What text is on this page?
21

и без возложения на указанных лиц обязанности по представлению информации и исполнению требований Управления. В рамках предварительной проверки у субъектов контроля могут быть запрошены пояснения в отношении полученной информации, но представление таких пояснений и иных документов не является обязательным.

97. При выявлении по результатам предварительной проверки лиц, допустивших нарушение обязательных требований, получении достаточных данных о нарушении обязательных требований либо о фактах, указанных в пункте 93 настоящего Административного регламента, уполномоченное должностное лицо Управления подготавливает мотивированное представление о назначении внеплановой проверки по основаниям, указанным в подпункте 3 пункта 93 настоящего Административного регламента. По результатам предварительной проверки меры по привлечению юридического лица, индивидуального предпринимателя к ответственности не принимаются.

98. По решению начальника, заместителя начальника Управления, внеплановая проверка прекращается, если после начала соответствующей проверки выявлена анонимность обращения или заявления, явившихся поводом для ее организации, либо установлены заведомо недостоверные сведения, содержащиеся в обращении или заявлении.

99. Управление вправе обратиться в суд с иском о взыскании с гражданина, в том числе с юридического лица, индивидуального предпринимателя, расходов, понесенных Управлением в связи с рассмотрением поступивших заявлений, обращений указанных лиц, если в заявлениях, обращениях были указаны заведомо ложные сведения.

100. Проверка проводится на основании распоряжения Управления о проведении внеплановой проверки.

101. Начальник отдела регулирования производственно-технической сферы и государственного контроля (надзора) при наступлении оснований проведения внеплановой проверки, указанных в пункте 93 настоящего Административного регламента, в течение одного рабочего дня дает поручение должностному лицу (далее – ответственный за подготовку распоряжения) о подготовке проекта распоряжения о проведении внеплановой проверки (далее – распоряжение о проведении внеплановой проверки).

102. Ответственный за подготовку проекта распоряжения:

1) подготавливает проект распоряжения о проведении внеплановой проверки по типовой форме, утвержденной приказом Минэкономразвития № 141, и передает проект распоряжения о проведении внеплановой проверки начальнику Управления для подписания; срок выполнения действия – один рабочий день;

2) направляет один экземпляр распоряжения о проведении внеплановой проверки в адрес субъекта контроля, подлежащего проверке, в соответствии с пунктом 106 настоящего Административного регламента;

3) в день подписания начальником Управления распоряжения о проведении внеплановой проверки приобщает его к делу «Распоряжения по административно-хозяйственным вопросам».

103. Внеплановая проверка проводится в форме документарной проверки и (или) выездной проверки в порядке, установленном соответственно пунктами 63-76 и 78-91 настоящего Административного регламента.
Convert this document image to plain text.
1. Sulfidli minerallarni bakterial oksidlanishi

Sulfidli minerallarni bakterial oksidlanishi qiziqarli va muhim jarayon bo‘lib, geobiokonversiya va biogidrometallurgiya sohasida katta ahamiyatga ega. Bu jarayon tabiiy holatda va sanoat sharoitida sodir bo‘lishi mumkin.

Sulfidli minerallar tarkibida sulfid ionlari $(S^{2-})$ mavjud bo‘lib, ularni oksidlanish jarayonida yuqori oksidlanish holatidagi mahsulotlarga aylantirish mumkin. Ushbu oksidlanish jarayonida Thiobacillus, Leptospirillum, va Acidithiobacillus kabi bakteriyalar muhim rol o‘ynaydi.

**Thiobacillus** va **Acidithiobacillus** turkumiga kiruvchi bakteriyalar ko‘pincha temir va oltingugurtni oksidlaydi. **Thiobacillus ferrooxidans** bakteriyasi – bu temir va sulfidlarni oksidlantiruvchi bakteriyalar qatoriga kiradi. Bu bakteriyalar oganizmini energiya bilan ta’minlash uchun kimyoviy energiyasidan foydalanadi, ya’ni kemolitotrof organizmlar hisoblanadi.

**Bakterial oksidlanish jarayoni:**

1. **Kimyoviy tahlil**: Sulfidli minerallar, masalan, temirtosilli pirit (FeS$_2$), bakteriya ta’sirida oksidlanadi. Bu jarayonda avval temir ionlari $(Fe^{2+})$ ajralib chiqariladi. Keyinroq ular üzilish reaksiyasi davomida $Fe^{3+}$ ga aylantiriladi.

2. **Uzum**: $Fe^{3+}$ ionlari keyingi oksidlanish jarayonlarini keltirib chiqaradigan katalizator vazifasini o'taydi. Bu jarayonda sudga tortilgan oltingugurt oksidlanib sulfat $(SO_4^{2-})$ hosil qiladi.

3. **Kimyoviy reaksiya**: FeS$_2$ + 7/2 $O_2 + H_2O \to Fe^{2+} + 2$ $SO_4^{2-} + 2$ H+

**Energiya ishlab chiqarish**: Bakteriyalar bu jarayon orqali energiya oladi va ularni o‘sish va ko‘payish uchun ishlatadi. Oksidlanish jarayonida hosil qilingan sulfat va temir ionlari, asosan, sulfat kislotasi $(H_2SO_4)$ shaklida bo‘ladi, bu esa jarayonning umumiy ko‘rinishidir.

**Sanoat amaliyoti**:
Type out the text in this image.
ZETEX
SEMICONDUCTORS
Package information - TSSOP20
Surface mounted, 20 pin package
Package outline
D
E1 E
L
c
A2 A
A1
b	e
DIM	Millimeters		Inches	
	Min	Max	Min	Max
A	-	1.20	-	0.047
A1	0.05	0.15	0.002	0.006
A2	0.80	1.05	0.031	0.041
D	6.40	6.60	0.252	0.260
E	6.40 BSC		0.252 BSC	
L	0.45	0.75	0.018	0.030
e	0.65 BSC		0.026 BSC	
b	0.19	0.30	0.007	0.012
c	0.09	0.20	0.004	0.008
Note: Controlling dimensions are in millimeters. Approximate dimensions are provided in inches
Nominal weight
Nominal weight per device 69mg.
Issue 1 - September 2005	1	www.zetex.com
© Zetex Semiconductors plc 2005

+===+

**The problem:** Reproduce each entry exactly, leaving out nothing.

**Exercise answer:**
What text is on this page?
21

и без возложения на указанных лиц обязанности по представлению информации и исполнению требований Управления. В рамках предварительной проверки у субъектов контроля могут быть запрошены пояснения в отношении полученной информации, но представление таких пояснений и иных документов не является обязательным.

97. При выявлении по результатам предварительной проверки лиц, допустивших нарушение обязательных требований, получении достаточных данных о нарушении обязательных требований либо о фактах, указанных в пункте 93 настоящего Административного регламента, уполномоченное должностное лицо Управления подготавливает мотивированное представление о назначении внеплановой проверки по основаниям, указанным в подпункте 3 пункта 93 настоящего Административного регламента. По результатам предварительной проверки меры по привлечению юридического лица, индивидуального предпринимателя к ответственности не принимаются.

98. По решению начальника, заместителя начальника Управления, внеплановая проверка прекращается, если после начала соответствующей проверки выявлена анонимность обращения или заявления, явившихся поводом для ее организации, либо установлены заведомо недостоверные сведения, содержащиеся в обращении или заявлении.

99. Управление вправе обратиться в суд с иском о взыскании с гражданина, в том числе с юридического лица, индивидуального предпринимателя, расходов, понесенных Управлением в связи с рассмотрением поступивших заявлений, обращений указанных лиц, если в заявлениях, обращениях были указаны заведомо ложные сведения.

100. Проверка проводится на основании распоряжения Управления о проведении внеплановой проверки.

101. Начальник отдела регулирования производственно-технической сферы и государственного контроля (надзора) при наступлении оснований проведения внеплановой проверки, указанных в пункте 93 настоящего Административного регламента, в течение одного рабочего дня дает поручение должностному лицу (далее – ответственный за подготовку распоряжения) о подготовке проекта распоряжения о проведении внеплановой проверки (далее – распоряжение о проведении внеплановой проверки).

102. Ответственный за подготовку проекта распоряжения:

1) подготавливает проект распоряжения о проведении внеплановой проверки по типовой форме, утвержденной приказом Минэкономразвития № 141, и передает проект распоряжения о проведении внеплановой проверки начальнику Управления для подписания; срок выполнения действия – один рабочий день;

2) направляет один экземпляр распоряжения о проведении внеплановой проверки в адрес субъекта контроля, подлежащего проверке, в соответствии с пунктом 106 настоящего Административного регламента;

3) в день подписания начальником Управления распоряжения о проведении внеплановой проверки приобщает его к делу «Распоряжения по административно-хозяйственным вопросам».

103. Внеплановая проверка проводится в форме документарной проверки и (или) выездной проверки в порядке, установленном соответственно пунктами 63-76 и 78-91 настоящего Административного регламента.
Convert this document image to plain text.
1. Sulfidli minerallarni bakterial oksidlanishi

Sulfidli minerallarni bakterial oksidlanishi qiziqarli va muhim jarayon bo‘lib, geobiokonversiya va biogidrometallurgiya sohasida katta ahamiyatga ega. Bu jarayon tabiiy holatda va sanoat sharoitida sodir bo‘lishi mumkin.

Sulfidli minerallar tarkibida sulfid ionlari $(S^{2-})$ mavjud bo‘lib, ularni oksidlanish jarayonida yuqori oksidlanish holatidagi mahsulotlarga aylantirish mumkin. Ushbu oksidlanish jarayonida Thiobacillus, Leptospirillum, va Acidithiobacillus kabi bakteriyalar muhim rol o‘ynaydi.

**Thiobacillus** va **Acidithiobacillus** turkumiga kiruvchi bakteriyalar ko‘pincha temir va oltingugurtni oksidlaydi. **Thiobacillus ferrooxidans** bakteriyasi – bu temir va sulfidlarni oksidlantiruvchi bakteriyalar qatoriga kiradi. Bu bakteriyalar oganizmini energiya bilan ta’minlash uchun kimyoviy energiyasidan foydalanadi, ya’ni kemolitotrof organizmlar hisoblanadi.

**Bakterial oksidlanish jarayoni:**

1. **Kimyoviy tahlil**: Sulfidli minerallar, masalan, temirtosilli pirit (FeS$_2$), bakteriya ta’sirida oksidlanadi. Bu jarayonda avval temir ionlari $(Fe^{2+})$ ajralib chiqariladi. Keyinroq ular üzilish reaksiyasi davomida $Fe^{3+}$ ga aylantiriladi.

2. **Uzum**: $Fe^{3+}$ ionlari keyingi oksidlanish jarayonlarini keltirib chiqaradigan katalizator vazifasini o'taydi. Bu jarayonda sudga tortilgan oltingugurt oksidlanib sulfat $(SO_4^{2-})$ hosil qiladi.

3. **Kimyoviy reaksiya**: FeS$_2$ + 7/2 $O_2 + H_2O \to Fe^{2+} + 2$ $SO_4^{2-} + 2$ H+

**Energiya ishlab chiqarish**: Bakteriyalar bu jarayon orqali energiya oladi va ularni o‘sish va ko‘payish uchun ishlatadi. Oksidlanish jarayonida hosil qilingan sulfat va temir ionlari, asosan, sulfat kislotasi $(H_2SO_4)$ shaklida bo‘ladi, bu esa jarayonning umumiy ko‘rinishidir.

**Sanoat amaliyoti**:
Type out the text in this image.
ZETEX
SEMICONDUCTORS
Package information - TSSOP20
Surface mounted, 20 pin package
Package outline
D
E1 E
L
c
A2 A
A1
b	e
DIM	Millimeters		Inches	
	Min	Max	Min	Max
A	-	1.20	-	0.047
A1	0.05	0.15	0.002	0.006
A2	0.80	1.05	0.031	0.041
D	6.40	6.60	0.252	0.260
E	6.40 BSC		0.252 BSC	
L	0.45	0.75	0.018	0.030
e	0.65 BSC		0.026 BSC	
b	0.19	0.30	0.007	0.012
c	0.09	0.20	0.004	0.008
Note: Controlling dimensions are in millimeters. Approximate dimensions are provided in inches
Nominal weight
Nominal weight per device 69mg.
Issue 1 - September 2005	1	www.zetex.com
© Zetex Semiconductors plc 2005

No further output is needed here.